==== EXTRACTED INFORMATION ====
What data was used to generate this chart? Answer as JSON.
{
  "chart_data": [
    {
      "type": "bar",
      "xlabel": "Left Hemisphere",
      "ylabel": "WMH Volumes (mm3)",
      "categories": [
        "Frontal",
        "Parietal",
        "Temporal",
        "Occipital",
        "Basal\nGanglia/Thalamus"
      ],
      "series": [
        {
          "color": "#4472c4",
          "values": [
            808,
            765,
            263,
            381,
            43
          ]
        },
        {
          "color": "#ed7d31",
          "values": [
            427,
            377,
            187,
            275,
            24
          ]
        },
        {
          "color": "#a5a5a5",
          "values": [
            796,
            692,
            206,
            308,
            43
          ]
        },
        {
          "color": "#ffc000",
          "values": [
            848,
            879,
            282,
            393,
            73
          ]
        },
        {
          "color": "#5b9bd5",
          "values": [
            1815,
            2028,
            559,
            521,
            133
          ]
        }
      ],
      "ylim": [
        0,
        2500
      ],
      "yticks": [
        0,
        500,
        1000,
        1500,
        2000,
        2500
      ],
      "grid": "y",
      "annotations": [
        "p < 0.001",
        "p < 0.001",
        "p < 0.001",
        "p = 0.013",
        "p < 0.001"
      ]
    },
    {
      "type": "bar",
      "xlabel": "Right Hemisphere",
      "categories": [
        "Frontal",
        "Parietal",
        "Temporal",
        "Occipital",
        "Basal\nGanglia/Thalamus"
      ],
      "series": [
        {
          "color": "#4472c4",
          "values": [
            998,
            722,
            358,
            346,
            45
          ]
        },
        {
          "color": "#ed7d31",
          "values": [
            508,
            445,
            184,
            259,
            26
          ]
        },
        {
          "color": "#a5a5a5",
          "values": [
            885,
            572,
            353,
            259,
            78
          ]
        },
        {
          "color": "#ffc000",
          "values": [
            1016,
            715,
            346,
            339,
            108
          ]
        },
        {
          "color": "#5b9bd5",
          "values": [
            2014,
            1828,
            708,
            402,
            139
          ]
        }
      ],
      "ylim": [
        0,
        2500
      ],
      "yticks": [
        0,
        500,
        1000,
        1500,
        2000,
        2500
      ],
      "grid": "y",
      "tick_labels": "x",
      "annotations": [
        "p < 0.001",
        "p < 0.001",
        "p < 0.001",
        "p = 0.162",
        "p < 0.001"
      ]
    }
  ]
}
====
* **REQUIRED WORK**
From the listing above, reproduce all the lines exactly.

* **ANSWER**
What data was used to generate this chart? Answer as JSON.
{
  "chart_data": [
    {
      "type": "bar",
      "xlabel": "Left Hemisphere",
      "ylabel": "WMH Volumes (mm3)",
      "categories": [
        "Frontal",
        "Parietal",
        "Temporal",
        "Occipital",
        "Basal\nGanglia/Thalamus"
      ],
      "series": [
        {
          "color": "#4472c4",
          "values": [
            808,
            765,
            263,
            381,
            43
          ]
        },
        {
          "color": "#ed7d31",
          "values": [
            427,
            377,
            187,
            275,
            24
          ]
        },
        {
          "color": "#a5a5a5",
          "values": [
            796,
            692,
            206,
            308,
            43
          ]
        },
        {
          "color": "#ffc000",
          "values": [
            848,
            879,
            282,
            393,
            73
          ]
        },
        {
          "color": "#5b9bd5",
          "values": [
            1815,
            2028,
            559,
            521,
            133
          ]
        }
      ],
      "ylim": [
        0,
        2500
      ],
      "yticks": [
        0,
        500,
        1000,
        1500,
        2000,
        2500
      ],
      "grid": "y",
      "annotations": [
        "p < 0.001",
        "p < 0.001",
        "p < 0.001",
        "p = 0.013",
        "p < 0.001"
      ]
    },
    {
      "type": "bar",
      "xlabel": "Right Hemisphere",
      "categories": [
        "Frontal",
        "Parietal",
        "Temporal",
        "Occipital",
        "Basal\nGanglia/Thalamus"
      ],
      "series": [
        {
          "color": "#4472c4",
          "values": [
            998,
            722,
            358,
            346,
            45
          ]
        },
        {
          "color": "#ed7d31",
          "values": [
            508,
            445,
            184,
            259,
            26
          ]
        },
        {
          "color": "#a5a5a5",
          "values": [
            885,
            572,
            353,
            259,
            78
          ]
        },
        {
          "color": "#ffc000",
          "values": [
            1016,
            715,
            346,
            339,
            108
          ]
        },
        {
          "color": "#5b9bd5",
          "values": [
            2014,
            1828,
            708,
            402,
            139
          ]
        }
      ],
      "ylim": [
        0,
        2500
      ],
      "yticks": [
        0,
        500,
        1000,
        1500,
        2000,
        2500
      ],
      "grid": "y",
      "tick_labels": "x",
      "annotations": [
        "p < 0.001",
        "p < 0.001",
        "p < 0.001",
        "p = 0.162",
        "p < 0.001"
      ]
    }
  ]
}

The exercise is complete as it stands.